* [Фрагмент документа]:
○ ○ ○ ○ ○ ○ ○

Описание добрюннского — подчеркнем это — творчества эмеритального лембергского профессора было бы неполным, если бы мы не упомянули еще об одном его произведении, также размноженном на печатном станке. Это стихотворная «Эпитафия господину профессору статистики доктору Карлу фон Хюттнеру», исполненная с приличествующей патетикой и скорбью:

С миром спи! Морфей да будет

Твой подобен ночи майской!…

По совершенно непонятным причинам оказалось, что среди множества творений главы физиков Высшей реальной школы единственным относившимся к собственно физике трудом была лишь его письменная конкурсная экзаменационная работа на степень доктора и на право занимать должность профессора «коллегии философского факультета в Лемберге». Печатного станка сей труд не увидел, ибо соискатели должностей должны были доказывать своё преимущество перед конкурентами путем наилучшего изложения сведений общеизвестных. Украшенная тремя ярко-красными сургучными кляксами с оттиснутым на них имперским орлом, эта работа хранится в личном деле Завадского — оно сейчас находится во Львовском областном архиве.

Да, с 1818 года и по самый 1853-й Завадский был сначала ассистентом, а потом профессором во Львове. Посвящал свои книги эрцгерцогам и штатгальтерам, которые, видимо, жертвовали деньги на издания — университетские оклады были скудны. Он проявлял и религиозное благочестие тоже, пользовался доверием начальства и симпатиями коллег-профессоров философского факультета. Он был верноподданным господином и оставался таким в бурные времена.

В 1846 году, когда в Галиции вспыхнуло очередное антиавстрийское движение, большая группа львовских университетских профессоров-юристов была отправлена за решетку и задним числом — по предписанию полицейпрезидиума — факультетская профессорская коллегия лишила их должностей.

В 1848 году университет — особенно его студенты и молодые преподаватели — был во Львове главным источником революционной крамолы, сотрясавшей устои империи. Когда загрохотали пушки императорских полков, верноподданные осведомители выглянули из щелей, в которые прежде попрятались, и принялись строчить донесения на лиц, в революционные дни проявивших опасный образ мыслей. В доносах имя Завадского снова не фигурировало. Однако когда в 1853 году он появился в Брюнне, его окружал ореол мученика, пострадавшего за свободомыслие. И люди, помнившие профессора, рассказывали Ильтису, что Завадский был лишен в Лемберге должности и выслан из Галиции в Моравию за революционные настроения. А как мы помним, в Брюнне даже члены августинской общины были склонны к известному свободомыслию, особенно в вопросах, касавшихся возрождения славянской культуры и национального самосознания. Надо заметить, что в империи немецкие слои буржуазии были наиболее радикально настроенными. Интеллигентные австрийские немцы симпатизировали чешскому культурному движению. Завадский был окружен почетом. Естественным было отыскать в архивном фонде «кайзерлихе унд кёниглихе» Лембергского университета «Дисциплинарное дело профессора Александра Завадского». Увы! В этом деле сохранились лишь третьестепенные документы. Обвинительные материалы против Завадского, занимавшего пост декана, были истребованы канцелярией галицийского штатгальтера для ознакомления и не возвращены [44]. Из переписки ясно, что всей профессорской коллегии были поставлены в вину какие-то решения, принятые на двух заседаниях коллегии летом 1851 года. Всем членам коллегии министерство культов и просвещения объявило выговор. Бывший декан Завадский и квестор Козма были уволены в отставку. Характерно, что не пришедшиеся начальству по вкусу решения были приняты в середине 1851 года, дисциплинарное дело начато в середине 1852-го, а увольнение последовало уже в 1853-м.

○ ○ ○ ○ ○ ○ ○

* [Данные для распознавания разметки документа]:
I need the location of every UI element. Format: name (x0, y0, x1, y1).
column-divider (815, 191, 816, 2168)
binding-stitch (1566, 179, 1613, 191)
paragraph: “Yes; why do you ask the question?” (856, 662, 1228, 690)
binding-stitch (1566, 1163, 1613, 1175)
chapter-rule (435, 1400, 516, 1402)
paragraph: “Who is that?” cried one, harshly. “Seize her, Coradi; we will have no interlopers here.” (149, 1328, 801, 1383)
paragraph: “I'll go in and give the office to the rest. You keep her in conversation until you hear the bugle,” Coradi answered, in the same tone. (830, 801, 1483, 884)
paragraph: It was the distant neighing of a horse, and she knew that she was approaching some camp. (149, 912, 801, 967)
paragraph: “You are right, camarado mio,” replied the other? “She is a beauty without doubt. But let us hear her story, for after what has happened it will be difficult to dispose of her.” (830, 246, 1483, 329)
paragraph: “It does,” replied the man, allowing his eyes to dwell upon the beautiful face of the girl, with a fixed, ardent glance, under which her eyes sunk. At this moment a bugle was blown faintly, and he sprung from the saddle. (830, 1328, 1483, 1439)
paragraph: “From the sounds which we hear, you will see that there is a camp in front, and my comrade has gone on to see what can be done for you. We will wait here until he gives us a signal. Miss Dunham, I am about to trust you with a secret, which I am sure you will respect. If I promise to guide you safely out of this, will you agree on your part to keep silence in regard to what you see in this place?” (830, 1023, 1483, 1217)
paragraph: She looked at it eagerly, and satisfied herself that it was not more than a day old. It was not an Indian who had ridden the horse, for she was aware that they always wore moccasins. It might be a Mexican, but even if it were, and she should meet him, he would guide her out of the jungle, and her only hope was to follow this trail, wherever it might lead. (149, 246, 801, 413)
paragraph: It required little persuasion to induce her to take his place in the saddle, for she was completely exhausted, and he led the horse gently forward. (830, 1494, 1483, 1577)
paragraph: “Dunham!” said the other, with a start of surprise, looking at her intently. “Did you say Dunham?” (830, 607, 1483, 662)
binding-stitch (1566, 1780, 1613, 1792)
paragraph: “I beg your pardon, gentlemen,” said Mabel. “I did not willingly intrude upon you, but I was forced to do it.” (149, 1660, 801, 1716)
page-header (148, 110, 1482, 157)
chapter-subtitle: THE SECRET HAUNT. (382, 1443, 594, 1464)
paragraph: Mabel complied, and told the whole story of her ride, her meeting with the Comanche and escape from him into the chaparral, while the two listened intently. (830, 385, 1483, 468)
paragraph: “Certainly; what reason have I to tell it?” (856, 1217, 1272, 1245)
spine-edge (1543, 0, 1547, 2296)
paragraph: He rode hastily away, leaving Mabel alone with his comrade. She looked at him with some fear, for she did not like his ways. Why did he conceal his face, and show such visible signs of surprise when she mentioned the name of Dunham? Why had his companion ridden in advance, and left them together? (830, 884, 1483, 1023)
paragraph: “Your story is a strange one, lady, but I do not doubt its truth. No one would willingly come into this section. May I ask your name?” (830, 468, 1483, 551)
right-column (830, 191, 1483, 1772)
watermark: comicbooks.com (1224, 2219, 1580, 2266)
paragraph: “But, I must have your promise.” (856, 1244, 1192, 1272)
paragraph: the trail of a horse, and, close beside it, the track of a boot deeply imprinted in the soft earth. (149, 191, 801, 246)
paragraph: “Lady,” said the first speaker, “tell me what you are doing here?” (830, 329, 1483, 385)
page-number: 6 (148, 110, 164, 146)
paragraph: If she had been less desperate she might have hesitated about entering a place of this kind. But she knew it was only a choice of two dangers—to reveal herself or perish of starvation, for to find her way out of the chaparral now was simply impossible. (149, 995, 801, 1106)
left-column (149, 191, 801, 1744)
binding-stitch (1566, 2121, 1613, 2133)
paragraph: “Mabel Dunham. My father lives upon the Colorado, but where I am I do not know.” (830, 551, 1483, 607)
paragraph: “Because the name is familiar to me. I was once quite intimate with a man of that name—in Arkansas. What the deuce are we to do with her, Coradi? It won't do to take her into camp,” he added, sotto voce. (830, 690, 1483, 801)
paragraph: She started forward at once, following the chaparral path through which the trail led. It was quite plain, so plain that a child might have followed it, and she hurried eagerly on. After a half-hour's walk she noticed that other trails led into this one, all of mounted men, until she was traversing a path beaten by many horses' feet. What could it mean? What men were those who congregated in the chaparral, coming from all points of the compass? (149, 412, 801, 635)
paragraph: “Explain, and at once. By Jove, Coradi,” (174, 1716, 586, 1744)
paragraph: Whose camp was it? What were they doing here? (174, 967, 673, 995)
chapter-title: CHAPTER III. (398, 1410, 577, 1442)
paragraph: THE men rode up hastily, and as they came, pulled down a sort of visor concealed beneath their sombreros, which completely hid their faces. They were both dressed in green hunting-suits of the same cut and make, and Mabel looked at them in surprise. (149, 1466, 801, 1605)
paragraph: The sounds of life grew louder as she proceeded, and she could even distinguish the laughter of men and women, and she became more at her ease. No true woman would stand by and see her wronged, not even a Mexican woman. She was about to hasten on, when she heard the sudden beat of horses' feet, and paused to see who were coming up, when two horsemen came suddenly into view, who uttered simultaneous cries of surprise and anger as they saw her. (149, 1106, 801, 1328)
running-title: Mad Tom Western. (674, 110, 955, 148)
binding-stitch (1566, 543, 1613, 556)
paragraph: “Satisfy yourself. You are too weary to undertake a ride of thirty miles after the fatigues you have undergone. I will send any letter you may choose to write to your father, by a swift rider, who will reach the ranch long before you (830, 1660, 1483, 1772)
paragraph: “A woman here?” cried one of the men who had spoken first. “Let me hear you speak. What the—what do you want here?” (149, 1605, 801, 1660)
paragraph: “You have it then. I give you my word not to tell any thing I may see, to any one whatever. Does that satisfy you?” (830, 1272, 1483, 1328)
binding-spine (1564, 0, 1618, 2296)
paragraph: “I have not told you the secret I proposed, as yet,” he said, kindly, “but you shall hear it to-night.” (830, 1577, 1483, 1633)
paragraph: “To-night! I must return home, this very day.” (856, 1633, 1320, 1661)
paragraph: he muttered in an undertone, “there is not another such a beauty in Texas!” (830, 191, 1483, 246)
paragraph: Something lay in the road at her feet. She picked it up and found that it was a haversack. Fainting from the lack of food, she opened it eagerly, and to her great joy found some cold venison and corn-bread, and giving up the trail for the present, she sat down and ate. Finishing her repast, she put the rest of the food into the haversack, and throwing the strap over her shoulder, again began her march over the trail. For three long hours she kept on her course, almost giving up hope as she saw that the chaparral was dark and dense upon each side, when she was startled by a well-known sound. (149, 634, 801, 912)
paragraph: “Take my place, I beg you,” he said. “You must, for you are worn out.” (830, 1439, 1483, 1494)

○ ○ ○ ○ ○ ○ ○

* [Инструкция к работе]:
Где, согласно фрагменту, сейчас хранится письменная конкурсная работа Завадского? Список никак не связан с фрагментом.

* [Письменный ответ]:
Работа хранится в личном деле Завадского во Львовском областном архиве.